'''

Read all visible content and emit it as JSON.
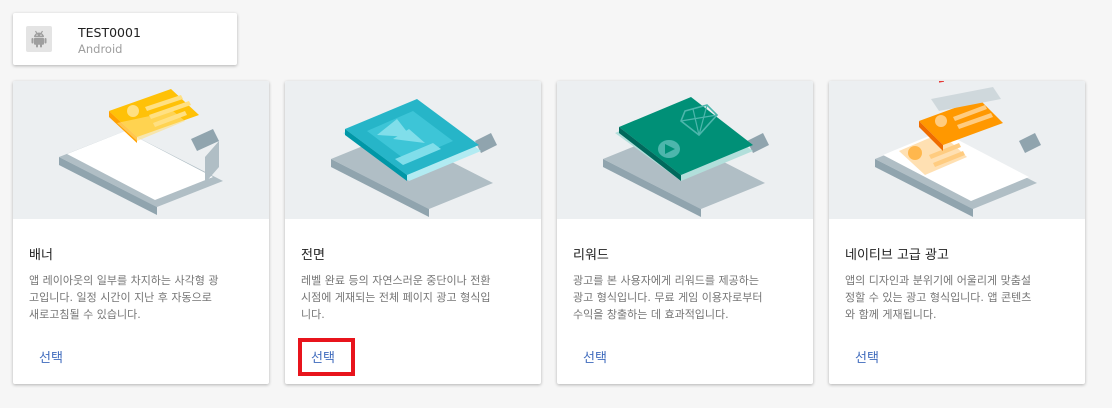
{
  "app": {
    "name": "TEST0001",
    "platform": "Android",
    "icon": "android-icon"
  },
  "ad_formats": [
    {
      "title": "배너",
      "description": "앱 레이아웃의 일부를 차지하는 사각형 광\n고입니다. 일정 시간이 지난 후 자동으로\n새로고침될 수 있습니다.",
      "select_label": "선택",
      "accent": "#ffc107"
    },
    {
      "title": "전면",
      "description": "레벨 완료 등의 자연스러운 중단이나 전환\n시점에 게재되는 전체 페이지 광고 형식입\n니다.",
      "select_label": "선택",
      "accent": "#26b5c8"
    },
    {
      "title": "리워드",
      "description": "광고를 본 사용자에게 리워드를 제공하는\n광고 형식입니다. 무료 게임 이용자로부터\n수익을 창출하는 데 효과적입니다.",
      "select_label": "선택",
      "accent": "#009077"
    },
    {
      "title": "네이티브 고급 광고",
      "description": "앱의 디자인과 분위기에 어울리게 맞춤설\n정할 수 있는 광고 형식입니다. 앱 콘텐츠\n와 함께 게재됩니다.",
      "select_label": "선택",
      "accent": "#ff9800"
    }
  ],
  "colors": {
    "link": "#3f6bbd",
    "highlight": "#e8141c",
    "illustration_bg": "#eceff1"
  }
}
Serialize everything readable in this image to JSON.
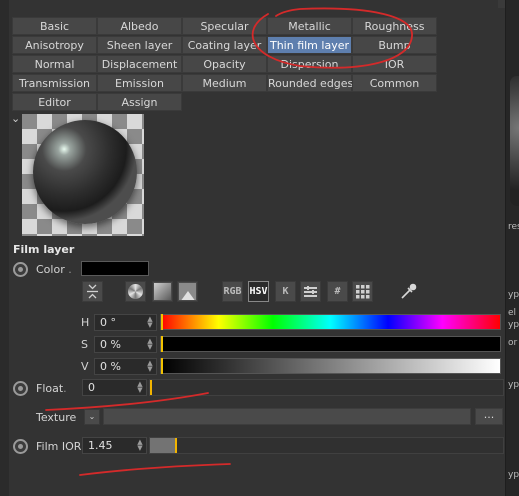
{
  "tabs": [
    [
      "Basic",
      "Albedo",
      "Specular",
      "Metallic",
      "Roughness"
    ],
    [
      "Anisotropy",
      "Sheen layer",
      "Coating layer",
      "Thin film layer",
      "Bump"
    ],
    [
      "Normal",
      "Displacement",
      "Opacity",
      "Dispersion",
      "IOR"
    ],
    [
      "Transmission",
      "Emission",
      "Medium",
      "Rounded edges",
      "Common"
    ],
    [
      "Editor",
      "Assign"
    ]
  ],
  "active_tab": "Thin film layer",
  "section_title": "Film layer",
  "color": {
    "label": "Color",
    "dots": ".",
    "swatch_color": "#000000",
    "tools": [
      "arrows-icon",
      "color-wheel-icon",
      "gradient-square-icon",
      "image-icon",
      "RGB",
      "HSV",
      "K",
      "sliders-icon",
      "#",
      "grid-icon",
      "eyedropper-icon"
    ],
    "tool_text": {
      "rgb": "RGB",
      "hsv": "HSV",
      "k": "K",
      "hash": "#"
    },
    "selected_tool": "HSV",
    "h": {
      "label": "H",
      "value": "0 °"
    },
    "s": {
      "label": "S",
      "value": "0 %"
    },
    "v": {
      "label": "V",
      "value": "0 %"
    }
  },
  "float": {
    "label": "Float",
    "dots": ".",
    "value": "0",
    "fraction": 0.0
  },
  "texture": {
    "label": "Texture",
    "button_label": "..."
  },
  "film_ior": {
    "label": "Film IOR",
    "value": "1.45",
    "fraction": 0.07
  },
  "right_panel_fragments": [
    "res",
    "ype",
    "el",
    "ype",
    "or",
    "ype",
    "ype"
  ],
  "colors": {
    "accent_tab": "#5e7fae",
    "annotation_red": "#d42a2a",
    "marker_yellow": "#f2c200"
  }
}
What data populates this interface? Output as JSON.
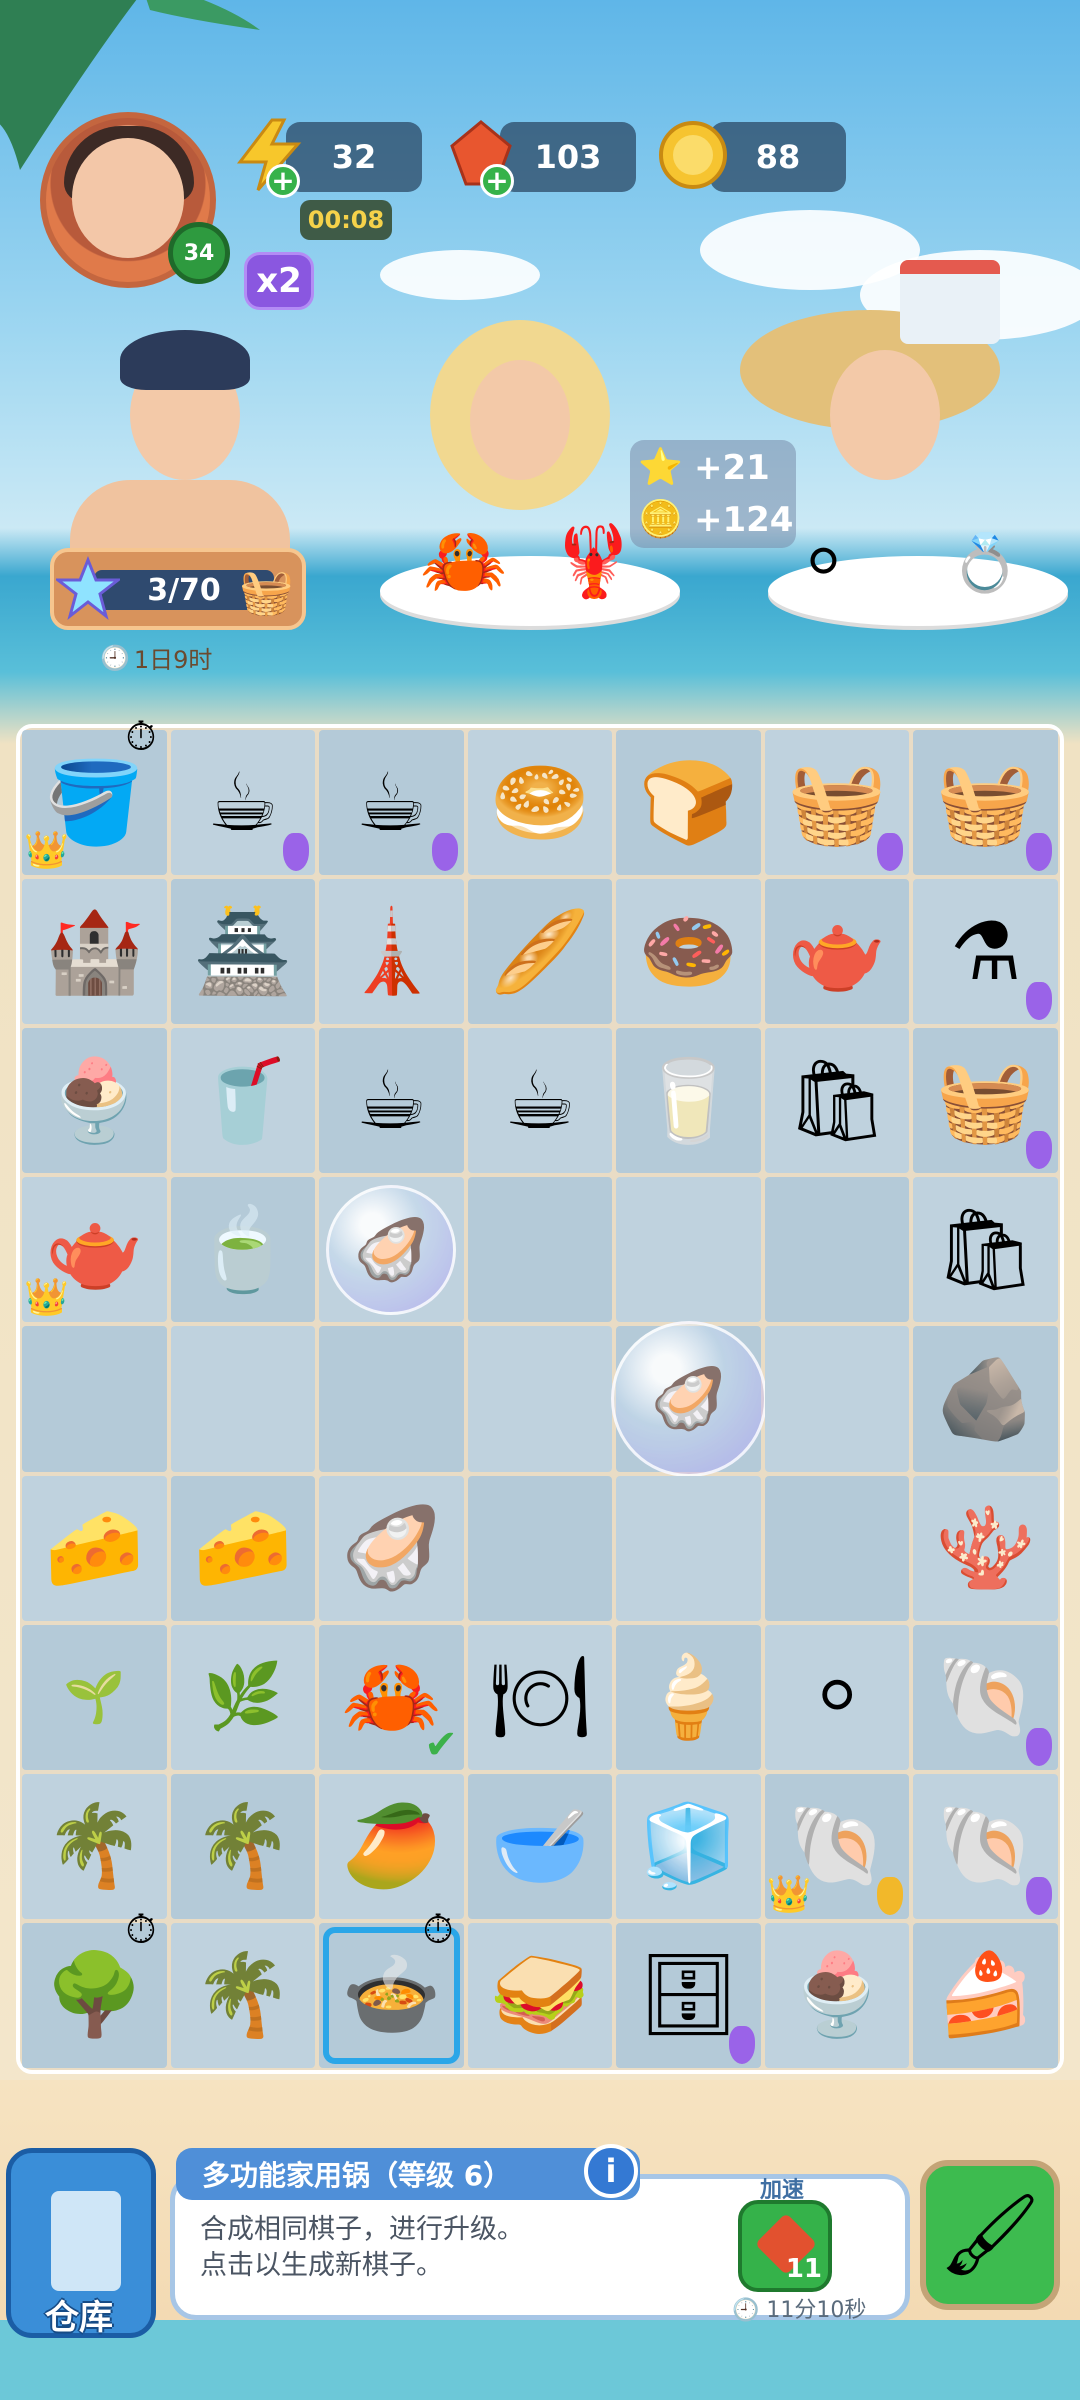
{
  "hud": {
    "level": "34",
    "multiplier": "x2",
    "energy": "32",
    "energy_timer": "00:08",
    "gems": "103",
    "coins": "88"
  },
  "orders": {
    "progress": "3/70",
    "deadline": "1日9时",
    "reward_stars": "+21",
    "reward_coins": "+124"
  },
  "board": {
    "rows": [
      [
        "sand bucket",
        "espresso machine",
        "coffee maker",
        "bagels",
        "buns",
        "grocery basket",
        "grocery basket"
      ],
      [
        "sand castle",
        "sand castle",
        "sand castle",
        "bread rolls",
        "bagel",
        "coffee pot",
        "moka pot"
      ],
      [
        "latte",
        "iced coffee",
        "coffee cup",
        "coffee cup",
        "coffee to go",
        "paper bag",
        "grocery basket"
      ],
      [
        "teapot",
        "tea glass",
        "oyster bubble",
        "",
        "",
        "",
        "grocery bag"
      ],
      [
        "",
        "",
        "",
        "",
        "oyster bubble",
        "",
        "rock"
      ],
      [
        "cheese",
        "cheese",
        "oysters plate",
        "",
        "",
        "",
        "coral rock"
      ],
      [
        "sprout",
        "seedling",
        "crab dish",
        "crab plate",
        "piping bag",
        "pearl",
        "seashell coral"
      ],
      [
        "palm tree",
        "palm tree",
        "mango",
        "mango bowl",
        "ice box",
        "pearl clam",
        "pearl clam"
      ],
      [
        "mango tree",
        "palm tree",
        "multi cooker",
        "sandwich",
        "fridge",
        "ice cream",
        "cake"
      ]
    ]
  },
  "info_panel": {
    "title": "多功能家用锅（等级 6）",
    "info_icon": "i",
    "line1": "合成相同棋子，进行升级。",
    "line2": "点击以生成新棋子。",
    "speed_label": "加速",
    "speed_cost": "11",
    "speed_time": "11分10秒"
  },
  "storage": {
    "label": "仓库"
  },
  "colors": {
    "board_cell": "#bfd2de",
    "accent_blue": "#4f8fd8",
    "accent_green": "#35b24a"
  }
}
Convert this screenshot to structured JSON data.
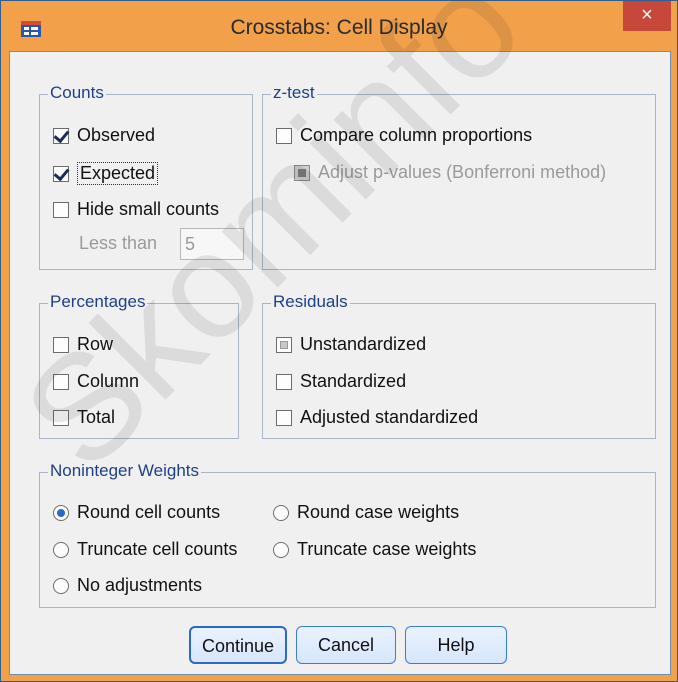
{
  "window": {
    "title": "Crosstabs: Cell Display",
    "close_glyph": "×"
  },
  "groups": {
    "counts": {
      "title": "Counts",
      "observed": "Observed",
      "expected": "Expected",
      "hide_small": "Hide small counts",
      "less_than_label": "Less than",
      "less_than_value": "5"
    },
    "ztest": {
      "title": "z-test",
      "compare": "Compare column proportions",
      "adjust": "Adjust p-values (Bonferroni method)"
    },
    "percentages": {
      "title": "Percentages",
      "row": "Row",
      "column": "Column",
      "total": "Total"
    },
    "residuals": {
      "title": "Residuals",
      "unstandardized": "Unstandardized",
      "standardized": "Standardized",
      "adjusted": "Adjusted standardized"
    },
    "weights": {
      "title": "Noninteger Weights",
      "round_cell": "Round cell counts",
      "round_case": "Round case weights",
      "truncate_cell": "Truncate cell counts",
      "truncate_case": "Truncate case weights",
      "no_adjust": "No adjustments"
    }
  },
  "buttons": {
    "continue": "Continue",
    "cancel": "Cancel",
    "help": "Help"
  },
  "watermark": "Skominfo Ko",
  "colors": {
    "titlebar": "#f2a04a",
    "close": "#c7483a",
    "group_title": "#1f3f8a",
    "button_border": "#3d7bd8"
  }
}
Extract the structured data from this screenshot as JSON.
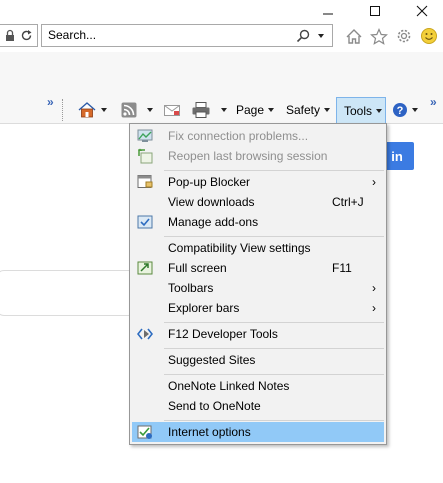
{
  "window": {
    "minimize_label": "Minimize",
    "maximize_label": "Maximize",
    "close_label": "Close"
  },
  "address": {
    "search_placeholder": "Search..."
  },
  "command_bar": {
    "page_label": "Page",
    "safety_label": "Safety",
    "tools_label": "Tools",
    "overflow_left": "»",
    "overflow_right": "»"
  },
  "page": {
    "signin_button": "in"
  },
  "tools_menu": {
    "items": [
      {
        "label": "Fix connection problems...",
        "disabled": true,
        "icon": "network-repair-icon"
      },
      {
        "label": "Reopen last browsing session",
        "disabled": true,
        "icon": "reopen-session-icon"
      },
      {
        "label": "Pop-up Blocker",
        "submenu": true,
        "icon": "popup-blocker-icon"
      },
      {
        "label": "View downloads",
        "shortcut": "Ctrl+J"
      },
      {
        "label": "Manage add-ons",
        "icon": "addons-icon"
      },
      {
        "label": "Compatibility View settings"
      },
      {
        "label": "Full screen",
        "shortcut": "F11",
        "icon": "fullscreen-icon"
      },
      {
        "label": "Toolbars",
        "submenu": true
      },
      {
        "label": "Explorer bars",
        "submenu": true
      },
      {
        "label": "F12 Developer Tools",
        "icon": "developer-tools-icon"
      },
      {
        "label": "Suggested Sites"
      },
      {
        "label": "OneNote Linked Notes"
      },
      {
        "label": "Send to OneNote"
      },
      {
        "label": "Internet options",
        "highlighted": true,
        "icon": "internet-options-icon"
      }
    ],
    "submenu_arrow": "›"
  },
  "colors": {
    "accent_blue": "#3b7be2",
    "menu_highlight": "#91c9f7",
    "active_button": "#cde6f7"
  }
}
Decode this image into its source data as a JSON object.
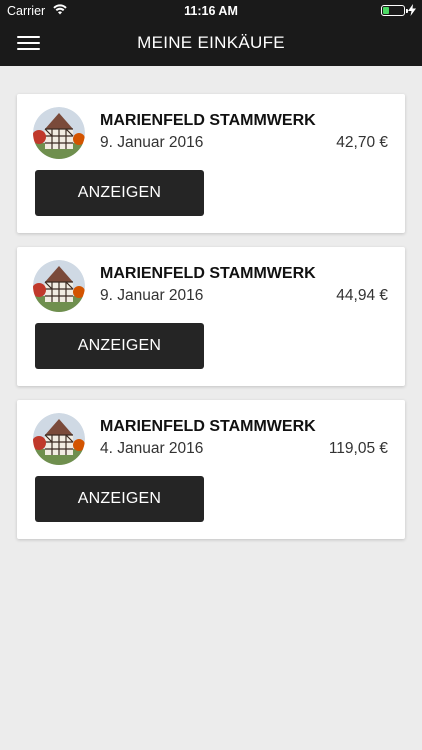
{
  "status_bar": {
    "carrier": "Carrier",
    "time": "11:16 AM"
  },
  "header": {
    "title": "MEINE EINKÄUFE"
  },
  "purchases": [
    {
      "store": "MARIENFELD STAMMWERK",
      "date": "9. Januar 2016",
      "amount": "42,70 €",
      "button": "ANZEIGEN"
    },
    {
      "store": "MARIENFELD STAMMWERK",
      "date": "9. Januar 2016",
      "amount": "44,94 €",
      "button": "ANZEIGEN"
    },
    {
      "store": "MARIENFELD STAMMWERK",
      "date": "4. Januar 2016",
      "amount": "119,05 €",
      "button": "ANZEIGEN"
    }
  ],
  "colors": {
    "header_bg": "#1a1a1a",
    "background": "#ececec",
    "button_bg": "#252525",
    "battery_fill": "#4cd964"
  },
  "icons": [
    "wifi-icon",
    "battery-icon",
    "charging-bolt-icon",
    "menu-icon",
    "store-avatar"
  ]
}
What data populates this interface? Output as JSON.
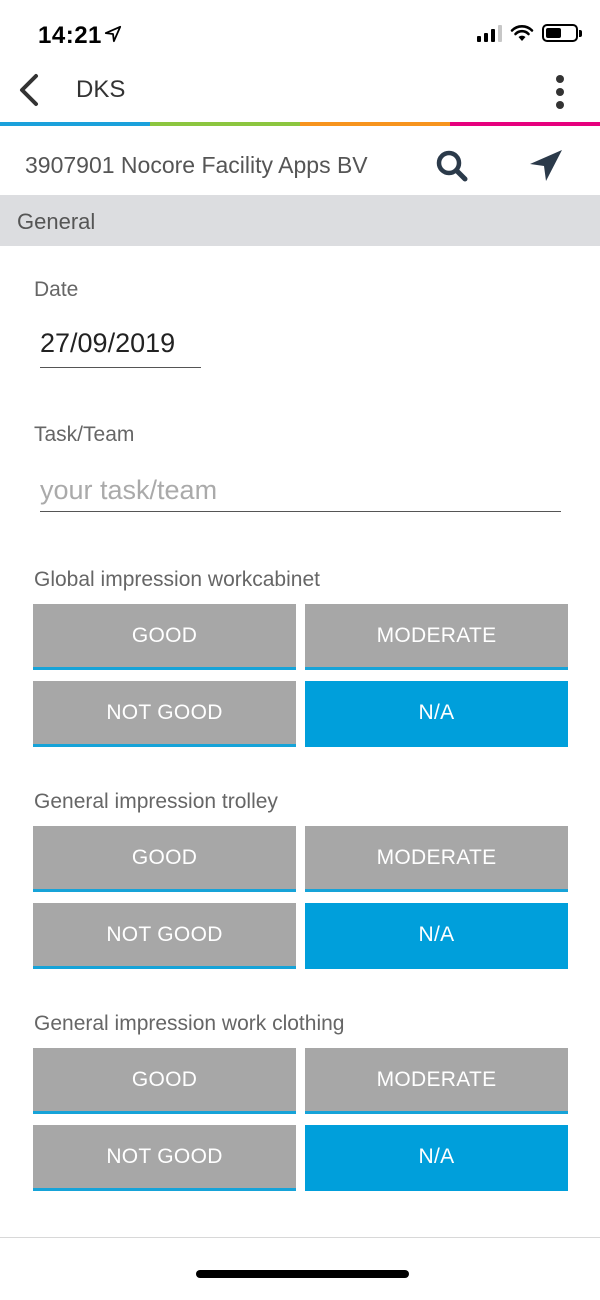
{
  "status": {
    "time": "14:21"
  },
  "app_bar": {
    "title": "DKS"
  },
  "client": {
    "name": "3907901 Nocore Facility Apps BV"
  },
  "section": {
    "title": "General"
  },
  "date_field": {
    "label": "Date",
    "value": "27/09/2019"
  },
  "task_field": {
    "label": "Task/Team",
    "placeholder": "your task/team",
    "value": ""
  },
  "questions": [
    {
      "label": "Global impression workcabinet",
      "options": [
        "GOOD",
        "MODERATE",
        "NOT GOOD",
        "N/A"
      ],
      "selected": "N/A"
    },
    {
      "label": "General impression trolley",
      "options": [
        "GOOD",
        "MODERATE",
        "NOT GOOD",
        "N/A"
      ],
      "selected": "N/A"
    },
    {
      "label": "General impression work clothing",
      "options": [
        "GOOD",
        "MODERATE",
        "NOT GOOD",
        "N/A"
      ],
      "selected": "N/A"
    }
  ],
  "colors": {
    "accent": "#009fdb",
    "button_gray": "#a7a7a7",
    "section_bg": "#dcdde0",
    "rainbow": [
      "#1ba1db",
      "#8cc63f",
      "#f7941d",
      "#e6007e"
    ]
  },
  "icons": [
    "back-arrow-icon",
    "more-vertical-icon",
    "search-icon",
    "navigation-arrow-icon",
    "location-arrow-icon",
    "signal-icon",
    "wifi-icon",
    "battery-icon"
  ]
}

'''

*Work to complete*: Where a line contains "case", copy that line.

*Task answer*:
      "round_case": "Round case weights",
      "truncate_case": "Truncate case weights",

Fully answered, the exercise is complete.